# WHAT IS BEING ASKED:
According to the interview text, what color has the artist liked since childhood?

# TEXT SEGMENT:
= = = = = = =

Everything works if leads to the correct mood. The tricky part is that sometimes, you need to go out of comfort zone, and probably change your methods.

Q4: What is the main idea or feeling behind your works?
I have lot of interest on narrative, and also make something that can be watched more than once. And in every new project, I try to put something that’s a little off my knowledge or capacity. That makes me focus. Topics can vary, get twists or change, while you improve skills or learn something new. If you can maintain the balance of being true to yourself, It’s good to be open to change your point of view, makes you grow. Not only when you work for clients, but also on personal projects.
The only thing I know for sure is my inner voice, which says ‘I’m doing what I love, so better do it well’

Q5: What is the main color of your art and why?
I like blue since I was a kid. You know, blue t-shirts, blue toothbrush. But does that matter? The real thing is that I want to be versatile, but I lack a lot on color (and lighting btw), and barely can make some decent palettes without thinking too much on each one. In color terms, I still don’t reach that point of having ‘no needs of thinking about it, because it’s flowing’. I guess it’s practice.

Q6: What would you improve about your work and why?
Well, beside the skills and techniques I want to improve my organization. Giving each process its correct amount of time. Also I need to improve dynamics, movement, gestures, and make my characters more lovable. And create more personal projects, to move my own ideas.

= = = = = = =

(Document layout detection data)
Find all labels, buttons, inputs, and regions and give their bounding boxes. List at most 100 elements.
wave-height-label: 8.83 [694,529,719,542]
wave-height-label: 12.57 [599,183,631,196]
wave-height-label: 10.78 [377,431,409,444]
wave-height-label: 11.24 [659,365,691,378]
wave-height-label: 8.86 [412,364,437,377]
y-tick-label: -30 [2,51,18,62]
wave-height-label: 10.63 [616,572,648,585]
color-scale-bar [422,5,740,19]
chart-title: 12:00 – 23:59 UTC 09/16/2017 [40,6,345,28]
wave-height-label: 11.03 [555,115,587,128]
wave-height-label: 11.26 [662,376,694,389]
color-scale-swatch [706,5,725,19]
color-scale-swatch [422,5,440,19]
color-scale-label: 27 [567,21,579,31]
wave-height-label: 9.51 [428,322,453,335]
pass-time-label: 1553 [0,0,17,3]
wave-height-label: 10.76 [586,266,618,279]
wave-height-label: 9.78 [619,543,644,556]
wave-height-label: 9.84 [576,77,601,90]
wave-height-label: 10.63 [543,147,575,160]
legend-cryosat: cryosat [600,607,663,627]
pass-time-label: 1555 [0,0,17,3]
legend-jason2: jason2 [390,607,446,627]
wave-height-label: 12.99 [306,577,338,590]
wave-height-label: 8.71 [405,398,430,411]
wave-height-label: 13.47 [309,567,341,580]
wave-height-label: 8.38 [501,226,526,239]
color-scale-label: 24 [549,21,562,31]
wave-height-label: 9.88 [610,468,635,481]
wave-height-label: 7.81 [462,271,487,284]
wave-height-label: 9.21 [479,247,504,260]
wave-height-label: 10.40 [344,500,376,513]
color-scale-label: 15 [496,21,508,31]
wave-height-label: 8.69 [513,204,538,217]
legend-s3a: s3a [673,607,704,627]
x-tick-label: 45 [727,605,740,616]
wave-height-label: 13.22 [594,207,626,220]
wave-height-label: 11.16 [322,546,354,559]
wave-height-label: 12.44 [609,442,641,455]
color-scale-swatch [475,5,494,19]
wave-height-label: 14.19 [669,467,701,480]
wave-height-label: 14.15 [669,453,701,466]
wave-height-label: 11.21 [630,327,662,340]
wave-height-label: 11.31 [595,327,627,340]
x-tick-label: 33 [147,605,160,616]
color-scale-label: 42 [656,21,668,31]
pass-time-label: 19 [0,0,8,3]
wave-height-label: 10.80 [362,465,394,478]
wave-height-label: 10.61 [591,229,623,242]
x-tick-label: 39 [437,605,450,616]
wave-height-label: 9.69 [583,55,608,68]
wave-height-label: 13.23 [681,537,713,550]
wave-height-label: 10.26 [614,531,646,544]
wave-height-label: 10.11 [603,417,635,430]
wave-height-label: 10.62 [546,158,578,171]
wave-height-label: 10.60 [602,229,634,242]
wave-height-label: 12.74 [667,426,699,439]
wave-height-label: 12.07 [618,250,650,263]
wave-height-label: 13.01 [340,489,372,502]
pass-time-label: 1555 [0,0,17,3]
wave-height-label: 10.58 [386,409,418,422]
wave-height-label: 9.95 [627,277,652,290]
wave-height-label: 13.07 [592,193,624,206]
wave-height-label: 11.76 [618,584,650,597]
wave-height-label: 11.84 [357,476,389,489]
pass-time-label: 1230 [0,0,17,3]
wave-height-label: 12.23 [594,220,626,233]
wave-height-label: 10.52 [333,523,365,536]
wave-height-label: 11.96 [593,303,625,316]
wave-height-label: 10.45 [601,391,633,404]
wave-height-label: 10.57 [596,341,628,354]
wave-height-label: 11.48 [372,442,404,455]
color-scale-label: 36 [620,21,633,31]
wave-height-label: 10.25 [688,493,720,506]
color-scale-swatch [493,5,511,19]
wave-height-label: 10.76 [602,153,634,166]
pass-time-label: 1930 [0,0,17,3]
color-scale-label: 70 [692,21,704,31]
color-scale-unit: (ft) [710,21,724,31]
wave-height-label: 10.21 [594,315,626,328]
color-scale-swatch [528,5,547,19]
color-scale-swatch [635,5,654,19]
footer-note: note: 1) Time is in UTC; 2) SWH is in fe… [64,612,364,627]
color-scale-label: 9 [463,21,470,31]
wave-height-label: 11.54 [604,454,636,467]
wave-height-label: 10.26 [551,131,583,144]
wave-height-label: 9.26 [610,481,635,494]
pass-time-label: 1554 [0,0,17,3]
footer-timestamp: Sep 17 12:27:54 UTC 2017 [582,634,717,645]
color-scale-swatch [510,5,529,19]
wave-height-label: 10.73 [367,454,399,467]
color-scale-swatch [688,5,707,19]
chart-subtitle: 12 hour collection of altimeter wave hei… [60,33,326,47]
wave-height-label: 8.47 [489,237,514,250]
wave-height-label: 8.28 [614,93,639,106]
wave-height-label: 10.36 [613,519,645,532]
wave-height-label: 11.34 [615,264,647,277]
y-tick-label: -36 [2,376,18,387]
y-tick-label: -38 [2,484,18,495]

= = = = = = =

# EXERCISE ANSWER:
Blue.